Start of Selected extract

CVE-2026-59794 in TeamCity
Summary
by MITRE • 07/10/2026
In JetBrains TeamCity before 2026.1.2 stored XSS on the cloud profile page was possible via agent-reported data
Be aware that VulDB is the high quality source for vulnerability data.
Analysis
by VulDB Data Team • 07/10/2026
This vulnerability in JetBrains TeamCity affects versions prior to 2026.1.2 and represents a stored cross-site scripting flaw on the cloud profile page that can be exploited through agent-reported data. The issue arises from insufficient input validation and output encoding mechanisms within the cloud profile page functionality, allowing malicious actors to inject persistent script payloads that execute in the context of other users who view the affected page. The vulnerability is classified as a stored XSS attack because the malicious content is permanently stored on the server and then served to unsuspecting users when they access the cloud profile page.
The technical exploitation occurs when TeamCity agents report data containing malicious scripts that are subsequently displayed on the cloud profile interface without proper sanitization or encoding. This allows attackers who can influence agent-reported data to execute arbitrary JavaScript code in the browser context of authenticated users with appropriate privileges. The vulnerability demonstrates a classic input validation failure where the system trusts agent-reported information without adequate verification, creating an attack surface that aligns with CWE-79 - Improper Neutralization of Input During Web Page Generation. The flaw enables attackers to potentially steal session cookies, perform actions on behalf of users, or redirect them to malicious sites.
The operational impact of this vulnerability extends beyond simple script execution as it can compromise the entire TeamCity environment through privilege escalation and lateral movement attacks. An attacker who successfully exploits this vulnerability could gain access to build configurations, credentials stored within TeamCity, and potentially access to underlying source code repositories and deployment systems. This represents a significant risk to continuous integration and deployment pipelines where TeamCity serves as a central orchestrator for automated builds and deployments. The attack vector through agent-reported data suggests that compromised agents or insider threats could leverage this vulnerability to maintain persistence within the CI/CD environment, aligning with ATT&CK technique T1059.007 - Command and Scripting Interpreter: JavaScript.

End of Selected extract
Start of Excerpted data

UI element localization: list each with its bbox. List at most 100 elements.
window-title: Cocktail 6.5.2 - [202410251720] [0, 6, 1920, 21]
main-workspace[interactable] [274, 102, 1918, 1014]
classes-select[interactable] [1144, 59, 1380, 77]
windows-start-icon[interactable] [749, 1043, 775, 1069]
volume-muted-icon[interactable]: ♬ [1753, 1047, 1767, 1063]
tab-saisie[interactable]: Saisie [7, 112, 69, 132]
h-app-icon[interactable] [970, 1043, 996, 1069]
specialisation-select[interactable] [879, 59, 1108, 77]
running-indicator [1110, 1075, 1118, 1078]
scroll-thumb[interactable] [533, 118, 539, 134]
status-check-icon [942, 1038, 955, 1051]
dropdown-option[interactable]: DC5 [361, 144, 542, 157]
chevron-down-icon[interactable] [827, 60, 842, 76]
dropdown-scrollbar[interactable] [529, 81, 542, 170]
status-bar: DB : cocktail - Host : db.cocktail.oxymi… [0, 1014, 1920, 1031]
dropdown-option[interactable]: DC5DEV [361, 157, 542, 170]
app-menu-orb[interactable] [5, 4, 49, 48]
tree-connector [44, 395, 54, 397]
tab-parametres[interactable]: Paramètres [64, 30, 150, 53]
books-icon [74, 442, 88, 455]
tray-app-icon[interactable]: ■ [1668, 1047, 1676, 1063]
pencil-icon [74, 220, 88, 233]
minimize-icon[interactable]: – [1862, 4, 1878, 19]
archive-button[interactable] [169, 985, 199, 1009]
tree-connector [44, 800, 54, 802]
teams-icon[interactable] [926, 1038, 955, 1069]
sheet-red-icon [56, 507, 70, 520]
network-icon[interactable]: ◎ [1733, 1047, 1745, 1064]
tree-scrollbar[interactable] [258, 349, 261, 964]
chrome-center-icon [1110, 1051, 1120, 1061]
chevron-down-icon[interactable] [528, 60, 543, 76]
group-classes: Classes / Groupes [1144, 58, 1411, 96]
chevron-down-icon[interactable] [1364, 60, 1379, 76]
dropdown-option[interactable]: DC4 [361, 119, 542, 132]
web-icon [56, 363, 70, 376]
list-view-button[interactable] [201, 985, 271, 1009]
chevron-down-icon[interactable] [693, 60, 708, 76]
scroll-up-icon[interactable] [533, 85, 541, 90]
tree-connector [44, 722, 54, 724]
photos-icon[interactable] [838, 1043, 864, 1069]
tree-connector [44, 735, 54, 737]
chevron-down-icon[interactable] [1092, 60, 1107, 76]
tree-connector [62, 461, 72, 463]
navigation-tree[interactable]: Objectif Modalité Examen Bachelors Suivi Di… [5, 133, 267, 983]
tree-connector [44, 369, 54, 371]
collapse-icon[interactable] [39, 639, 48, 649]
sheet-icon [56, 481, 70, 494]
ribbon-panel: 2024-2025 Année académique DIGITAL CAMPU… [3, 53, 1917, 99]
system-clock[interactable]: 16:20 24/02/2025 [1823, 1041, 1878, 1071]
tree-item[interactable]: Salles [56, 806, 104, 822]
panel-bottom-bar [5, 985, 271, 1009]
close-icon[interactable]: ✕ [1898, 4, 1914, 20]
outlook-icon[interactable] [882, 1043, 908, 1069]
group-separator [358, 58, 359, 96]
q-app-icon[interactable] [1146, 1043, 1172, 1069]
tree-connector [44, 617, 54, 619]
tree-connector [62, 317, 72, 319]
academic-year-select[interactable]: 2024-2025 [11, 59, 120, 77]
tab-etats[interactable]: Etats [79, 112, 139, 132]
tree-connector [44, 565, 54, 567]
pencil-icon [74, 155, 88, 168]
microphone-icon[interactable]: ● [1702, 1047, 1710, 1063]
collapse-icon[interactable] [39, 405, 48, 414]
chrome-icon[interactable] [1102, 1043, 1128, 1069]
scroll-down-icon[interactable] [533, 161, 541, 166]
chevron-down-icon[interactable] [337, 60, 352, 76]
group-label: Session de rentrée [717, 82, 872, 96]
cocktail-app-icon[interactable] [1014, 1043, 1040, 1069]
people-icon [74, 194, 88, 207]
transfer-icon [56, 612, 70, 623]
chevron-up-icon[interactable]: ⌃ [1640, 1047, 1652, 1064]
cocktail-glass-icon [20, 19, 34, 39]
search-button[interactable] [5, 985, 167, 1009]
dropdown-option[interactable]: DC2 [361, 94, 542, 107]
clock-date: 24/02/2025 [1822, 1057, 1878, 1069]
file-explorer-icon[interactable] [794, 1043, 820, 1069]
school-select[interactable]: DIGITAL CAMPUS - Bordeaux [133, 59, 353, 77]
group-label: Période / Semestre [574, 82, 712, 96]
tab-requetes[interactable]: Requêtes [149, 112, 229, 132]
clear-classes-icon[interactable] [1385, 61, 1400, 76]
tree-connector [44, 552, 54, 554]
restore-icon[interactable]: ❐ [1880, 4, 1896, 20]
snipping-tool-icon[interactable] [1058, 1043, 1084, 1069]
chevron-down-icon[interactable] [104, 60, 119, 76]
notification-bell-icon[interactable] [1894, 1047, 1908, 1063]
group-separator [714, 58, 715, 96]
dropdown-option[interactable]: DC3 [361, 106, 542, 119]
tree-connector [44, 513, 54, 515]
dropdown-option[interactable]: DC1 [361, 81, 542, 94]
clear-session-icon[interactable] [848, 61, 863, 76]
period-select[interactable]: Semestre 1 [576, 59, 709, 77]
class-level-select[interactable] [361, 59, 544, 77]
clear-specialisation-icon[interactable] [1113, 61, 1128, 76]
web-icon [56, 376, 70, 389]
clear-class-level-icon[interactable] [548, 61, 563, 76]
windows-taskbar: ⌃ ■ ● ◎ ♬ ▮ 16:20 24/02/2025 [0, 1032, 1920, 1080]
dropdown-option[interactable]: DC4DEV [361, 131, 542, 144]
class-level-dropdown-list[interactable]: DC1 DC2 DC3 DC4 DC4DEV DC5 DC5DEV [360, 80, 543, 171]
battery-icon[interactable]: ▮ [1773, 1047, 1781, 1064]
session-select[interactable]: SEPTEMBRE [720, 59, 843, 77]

End of Excerpted data

What you have to do:
Copy the TeamCity vulnerability writeup word for word, from "The operational impact" to "Scripting Interpreter: JavaScript.".

Solution to this problem:
The operational impact of this vulnerability extends beyond simple script execution as it can compromise the entire TeamCity environment through privilege escalation and lateral movement attacks. An attacker who successfully exploits this vulnerability could gain access to build configurations, credentials stored within TeamCity, and potentially access to underlying source code repositories and deployment systems. This represents a significant risk to continuous integration and deployment pipelines where TeamCity serves as a central orchestrator for automated builds and deployments. The attack vector through agent-reported data suggests that compromised agents or insider threats could leverage this vulnerability to maintain persistence within the CI/CD environment, aligning with ATT&CK technique T1059.007 - Command and Scripting Interpreter: JavaScript.